TASK GOAL: Your task is to give the listing below back word for word, pictures excluded.

DATASET CONTENT:
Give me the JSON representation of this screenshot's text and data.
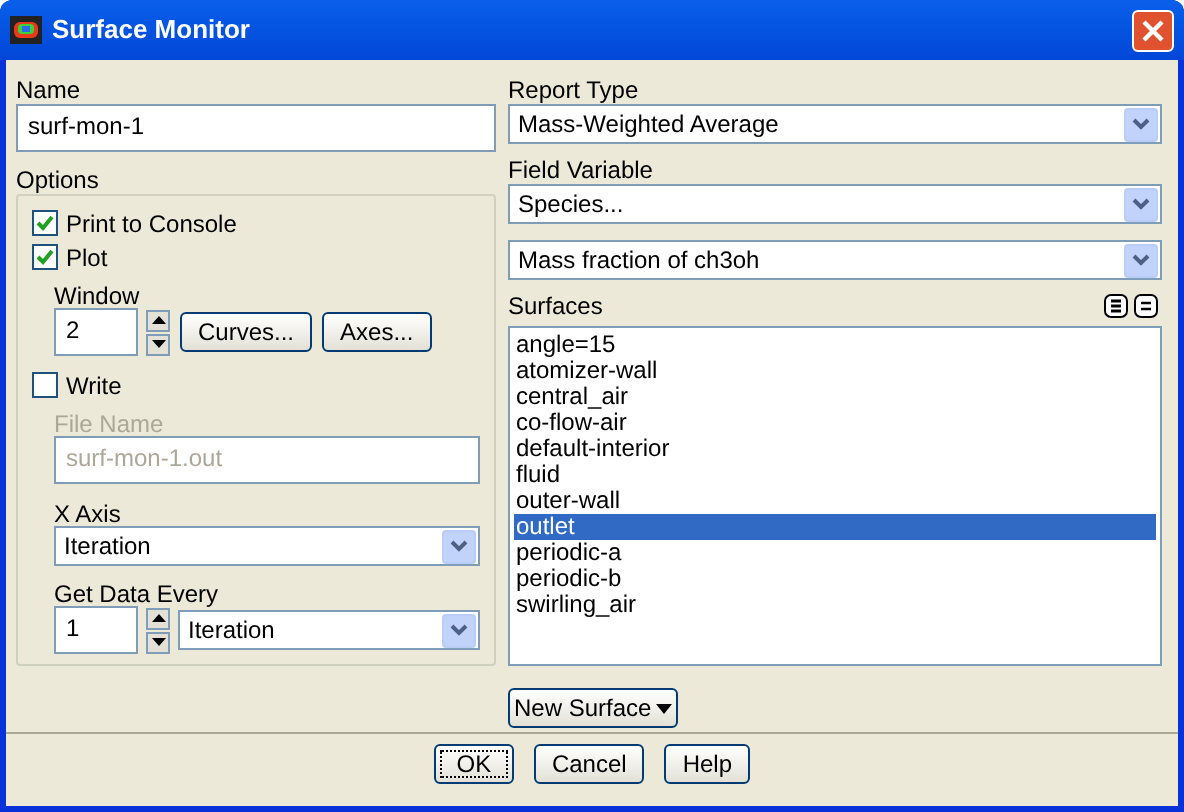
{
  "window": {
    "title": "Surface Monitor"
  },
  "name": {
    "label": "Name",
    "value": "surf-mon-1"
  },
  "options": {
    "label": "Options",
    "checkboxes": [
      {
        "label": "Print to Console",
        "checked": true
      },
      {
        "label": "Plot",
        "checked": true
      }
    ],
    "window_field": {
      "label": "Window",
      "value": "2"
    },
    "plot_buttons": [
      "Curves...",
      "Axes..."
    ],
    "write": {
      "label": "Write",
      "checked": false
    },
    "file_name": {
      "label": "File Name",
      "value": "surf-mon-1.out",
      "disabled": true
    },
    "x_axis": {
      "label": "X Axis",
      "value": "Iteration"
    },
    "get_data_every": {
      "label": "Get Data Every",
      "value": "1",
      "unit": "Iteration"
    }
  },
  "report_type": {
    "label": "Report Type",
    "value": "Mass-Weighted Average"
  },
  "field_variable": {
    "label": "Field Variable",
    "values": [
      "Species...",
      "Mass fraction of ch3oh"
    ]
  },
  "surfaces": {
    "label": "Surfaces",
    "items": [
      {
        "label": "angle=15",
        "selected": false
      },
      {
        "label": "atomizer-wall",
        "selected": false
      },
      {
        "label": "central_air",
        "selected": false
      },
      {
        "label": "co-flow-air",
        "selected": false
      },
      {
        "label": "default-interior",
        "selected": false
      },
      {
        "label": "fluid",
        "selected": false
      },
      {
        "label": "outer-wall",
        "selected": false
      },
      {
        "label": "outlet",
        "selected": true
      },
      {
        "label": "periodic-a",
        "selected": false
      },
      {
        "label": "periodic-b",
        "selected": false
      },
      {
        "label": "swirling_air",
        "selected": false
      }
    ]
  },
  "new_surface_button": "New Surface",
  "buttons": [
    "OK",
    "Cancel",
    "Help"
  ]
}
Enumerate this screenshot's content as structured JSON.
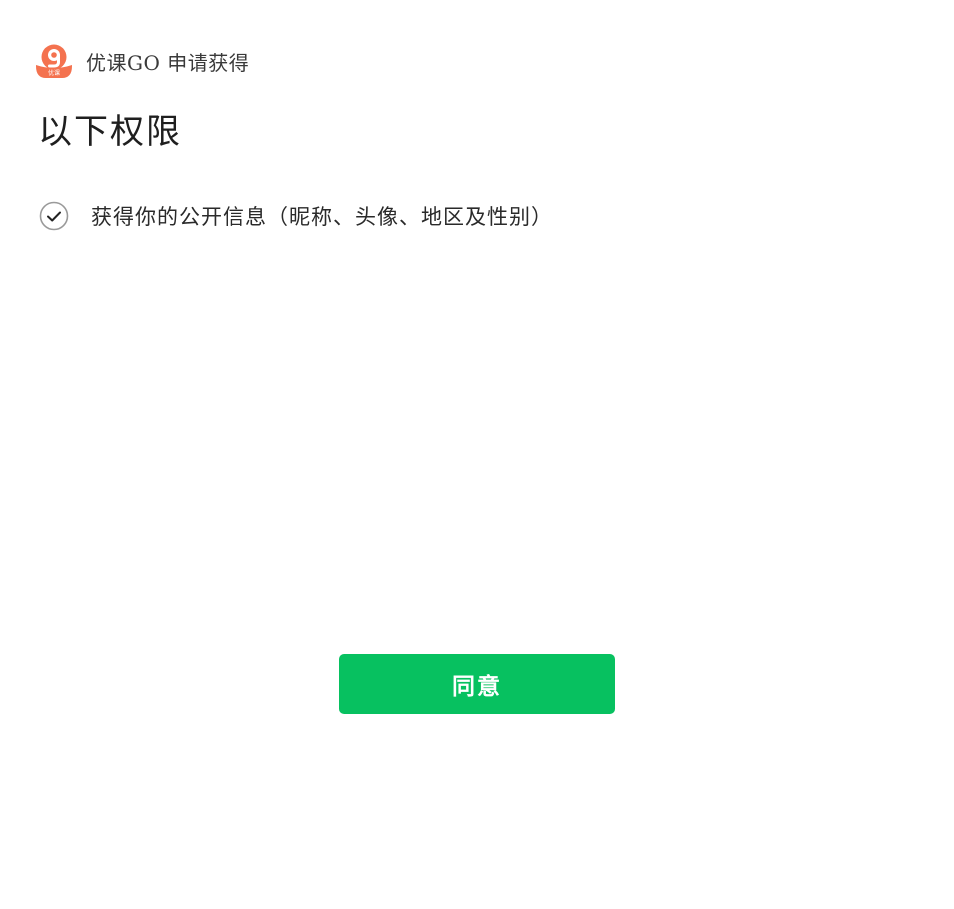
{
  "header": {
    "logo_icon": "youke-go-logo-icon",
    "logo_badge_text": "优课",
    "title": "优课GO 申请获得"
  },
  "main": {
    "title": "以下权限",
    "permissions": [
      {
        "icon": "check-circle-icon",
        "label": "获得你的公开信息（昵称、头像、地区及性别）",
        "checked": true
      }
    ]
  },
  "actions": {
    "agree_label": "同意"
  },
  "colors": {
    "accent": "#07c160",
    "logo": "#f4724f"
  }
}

RESULT OF THIS TASK:
Give me the JSON representation of this screenshot's text and data.
{
  "window": {
    "title": "Surface Monitor"
  },
  "name": {
    "label": "Name",
    "value": "surf-mon-1"
  },
  "options": {
    "label": "Options",
    "checkboxes": [
      {
        "label": "Print to Console",
        "checked": true
      },
      {
        "label": "Plot",
        "checked": true
      }
    ],
    "window_field": {
      "label": "Window",
      "value": "2"
    },
    "plot_buttons": [
      "Curves...",
      "Axes..."
    ],
    "write": {
      "label": "Write",
      "checked": false
    },
    "file_name": {
      "label": "File Name",
      "value": "surf-mon-1.out",
      "disabled": true
    },
    "x_axis": {
      "label": "X Axis",
      "value": "Iteration"
    },
    "get_data_every": {
      "label": "Get Data Every",
      "value": "1",
      "unit": "Iteration"
    }
  },
  "report_type": {
    "label": "Report Type",
    "value": "Mass-Weighted Average"
  },
  "field_variable": {
    "label": "Field Variable",
    "values": [
      "Species...",
      "Mass fraction of ch3oh"
    ]
  },
  "surfaces": {
    "label": "Surfaces",
    "items": [
      {
        "label": "angle=15",
        "selected": false
      },
      {
        "label": "atomizer-wall",
        "selected": false
      },
      {
        "label": "central_air",
        "selected": false
      },
      {
        "label": "co-flow-air",
        "selected": false
      },
      {
        "label": "default-interior",
        "selected": false
      },
      {
        "label": "fluid",
        "selected": false
      },
      {
        "label": "outer-wall",
        "selected": false
      },
      {
        "label": "outlet",
        "selected": true
      },
      {
        "label": "periodic-a",
        "selected": false
      },
      {
        "label": "periodic-b",
        "selected": false
      },
      {
        "label": "swirling_air",
        "selected": false
      }
    ]
  },
  "new_surface_button": "New Surface",
  "buttons": [
    "OK",
    "Cancel",
    "Help"
  ]
}
Enumerate this screenshot's content as structured JSON.
{
  "header": {
    "logo_icon": "youke-go-logo-icon",
    "logo_badge_text": "优课",
    "title": "优课GO 申请获得"
  },
  "main": {
    "title": "以下权限",
    "permissions": [
      {
        "icon": "check-circle-icon",
        "label": "获得你的公开信息（昵称、头像、地区及性别）",
        "checked": true
      }
    ]
  },
  "actions": {
    "agree_label": "同意"
  },
  "colors": {
    "accent": "#07c160",
    "logo": "#f4724f"
  }
}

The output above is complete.